→ AIM:
Each line below should be quoted exactly, please.
##### DATA FOR PROCESSING #####
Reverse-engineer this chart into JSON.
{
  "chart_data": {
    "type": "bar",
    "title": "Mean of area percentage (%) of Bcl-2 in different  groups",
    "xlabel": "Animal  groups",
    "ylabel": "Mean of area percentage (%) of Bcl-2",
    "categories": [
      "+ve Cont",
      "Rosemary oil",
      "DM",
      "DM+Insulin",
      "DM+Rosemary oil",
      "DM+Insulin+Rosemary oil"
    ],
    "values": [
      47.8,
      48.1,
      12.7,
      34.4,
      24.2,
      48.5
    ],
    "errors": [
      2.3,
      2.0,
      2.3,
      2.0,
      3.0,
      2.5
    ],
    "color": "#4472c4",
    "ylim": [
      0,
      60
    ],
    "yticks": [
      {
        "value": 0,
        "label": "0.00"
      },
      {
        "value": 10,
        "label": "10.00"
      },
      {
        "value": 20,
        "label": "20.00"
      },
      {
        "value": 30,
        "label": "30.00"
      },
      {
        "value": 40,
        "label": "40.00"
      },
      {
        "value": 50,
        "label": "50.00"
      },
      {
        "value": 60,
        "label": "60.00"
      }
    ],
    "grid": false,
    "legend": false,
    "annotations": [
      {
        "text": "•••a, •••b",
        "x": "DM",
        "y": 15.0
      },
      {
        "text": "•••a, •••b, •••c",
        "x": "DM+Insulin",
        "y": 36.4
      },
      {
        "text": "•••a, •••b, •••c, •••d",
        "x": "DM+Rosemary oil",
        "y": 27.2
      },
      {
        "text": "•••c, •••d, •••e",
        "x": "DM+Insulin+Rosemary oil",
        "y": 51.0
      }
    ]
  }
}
#####
→ TASK ANSWER:
Reverse-engineer this chart into JSON.
{
  "chart_data": {
    "type": "bar",
    "title": "Mean of area percentage (%) of Bcl-2 in different  groups",
    "xlabel": "Animal  groups",
    "ylabel": "Mean of area percentage (%) of Bcl-2",
    "categories": [
      "+ve Cont",
      "Rosemary oil",
      "DM",
      "DM+Insulin",
      "DM+Rosemary oil",
      "DM+Insulin+Rosemary oil"
    ],
    "values": [
      47.8,
      48.1,
      12.7,
      34.4,
      24.2,
      48.5
    ],
    "errors": [
      2.3,
      2.0,
      2.3,
      2.0,
      3.0,
      2.5
    ],
    "color": "#4472c4",
    "ylim": [
      0,
      60
    ],
    "yticks": [
      {
        "value": 0,
        "label": "0.00"
      },
      {
        "value": 10,
        "label": "10.00"
      },
      {
        "value": 20,
        "label": "20.00"
      },
      {
        "value": 30,
        "label": "30.00"
      },
      {
        "value": 40,
        "label": "40.00"
      },
      {
        "value": 50,
        "label": "50.00"
      },
      {
        "value": 60,
        "label": "60.00"
      }
    ],
    "grid": false,
    "legend": false,
    "annotations": [
      {
        "text": "•••a, •••b",
        "x": "DM",
        "y": 15.0
      },
      {
        "text": "•••a, •••b, •••c",
        "x": "DM+Insulin",
        "y": 36.4
      },
      {
        "text": "•••a, •••b, •••c, •••d",
        "x": "DM+Rosemary oil",
        "y": 27.2
      },
      {
        "text": "•••c, •••d, •••e",
        "x": "DM+Insulin+Rosemary oil",
        "y": 51.0
      }
    ]
  }
}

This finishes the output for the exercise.